Task instructions: Return every line below as is, leaving out the pictures.

Entries with figure data:
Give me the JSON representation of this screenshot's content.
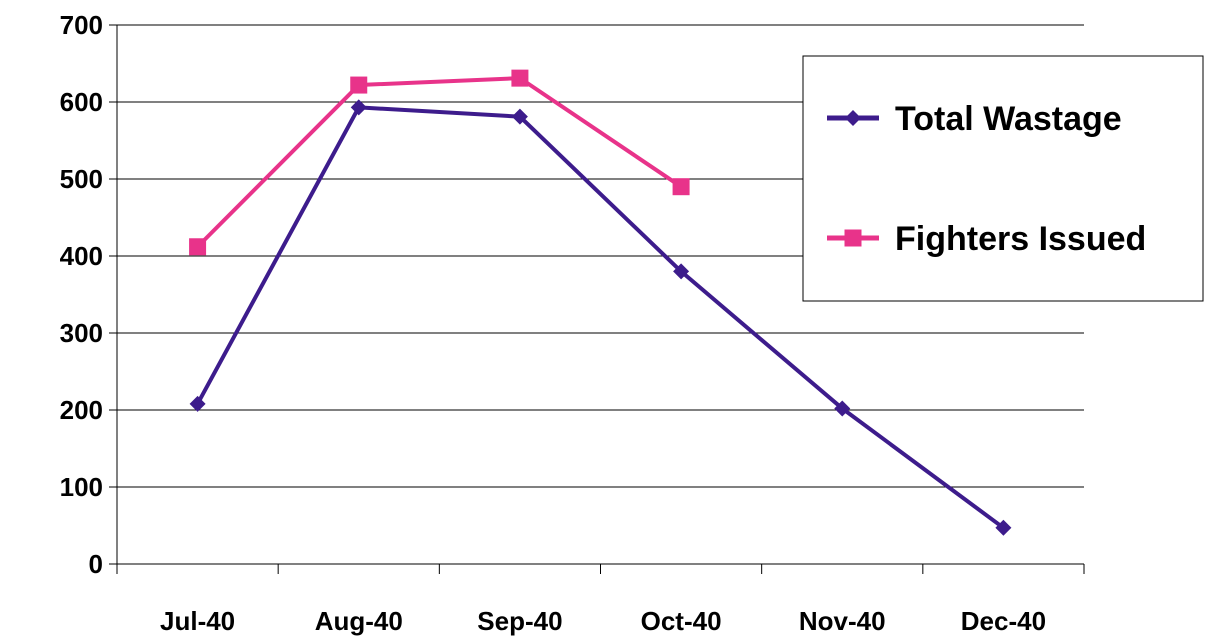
{
  "chart_data": {
    "type": "line",
    "categories": [
      "Jul-40",
      "Aug-40",
      "Sep-40",
      "Oct-40",
      "Nov-40",
      "Dec-40"
    ],
    "series": [
      {
        "name": "Total Wastage",
        "values": [
          208,
          593,
          581,
          380,
          202,
          47
        ],
        "color": "#3d1c8c",
        "marker": "diamond"
      },
      {
        "name": "Fighters Issued",
        "values": [
          412,
          622,
          631,
          490,
          null,
          null
        ],
        "color": "#e8338a",
        "marker": "square"
      }
    ],
    "title": "",
    "xlabel": "",
    "ylabel": "",
    "ylim": [
      0,
      700
    ],
    "yticks": [
      0,
      100,
      200,
      300,
      400,
      500,
      600,
      700
    ],
    "grid": true,
    "legend": "right"
  }
}
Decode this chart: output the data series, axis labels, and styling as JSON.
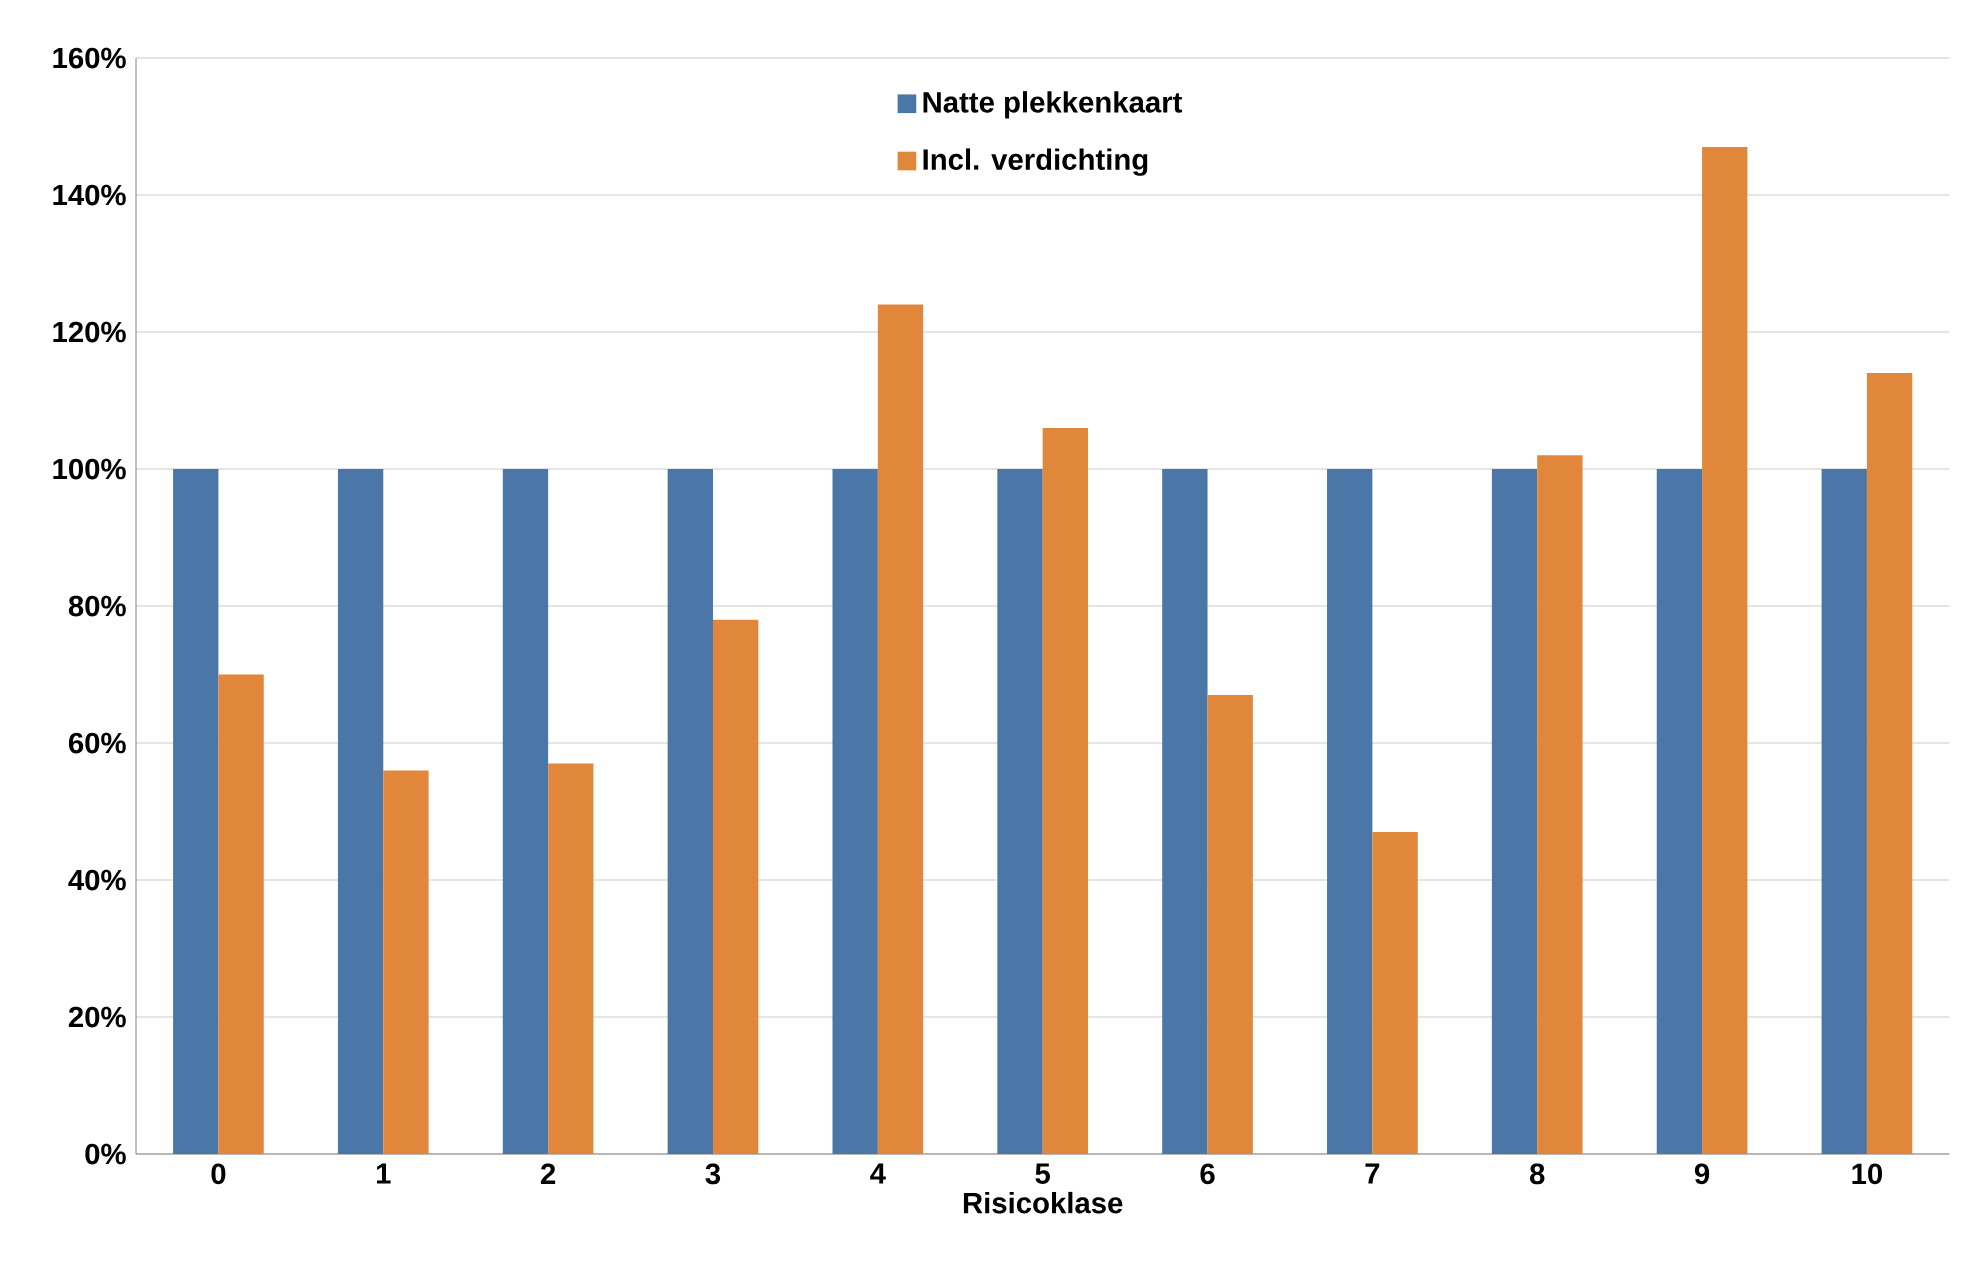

Exercise response:
Give me the JSON representation of this screenshot's content.
{
  "chart_data": {
    "type": "line",
    "categories": [
      "Jul-40",
      "Aug-40",
      "Sep-40",
      "Oct-40",
      "Nov-40",
      "Dec-40"
    ],
    "series": [
      {
        "name": "Total Wastage",
        "values": [
          208,
          593,
          581,
          380,
          202,
          47
        ],
        "color": "#3d1c8c",
        "marker": "diamond"
      },
      {
        "name": "Fighters Issued",
        "values": [
          412,
          622,
          631,
          490,
          null,
          null
        ],
        "color": "#e8338a",
        "marker": "square"
      }
    ],
    "title": "",
    "xlabel": "",
    "ylabel": "",
    "ylim": [
      0,
      700
    ],
    "yticks": [
      0,
      100,
      200,
      300,
      400,
      500,
      600,
      700
    ],
    "grid": true,
    "legend": "right"
  }
}
Decode this chart: output the data series, axis labels, and styling as JSON.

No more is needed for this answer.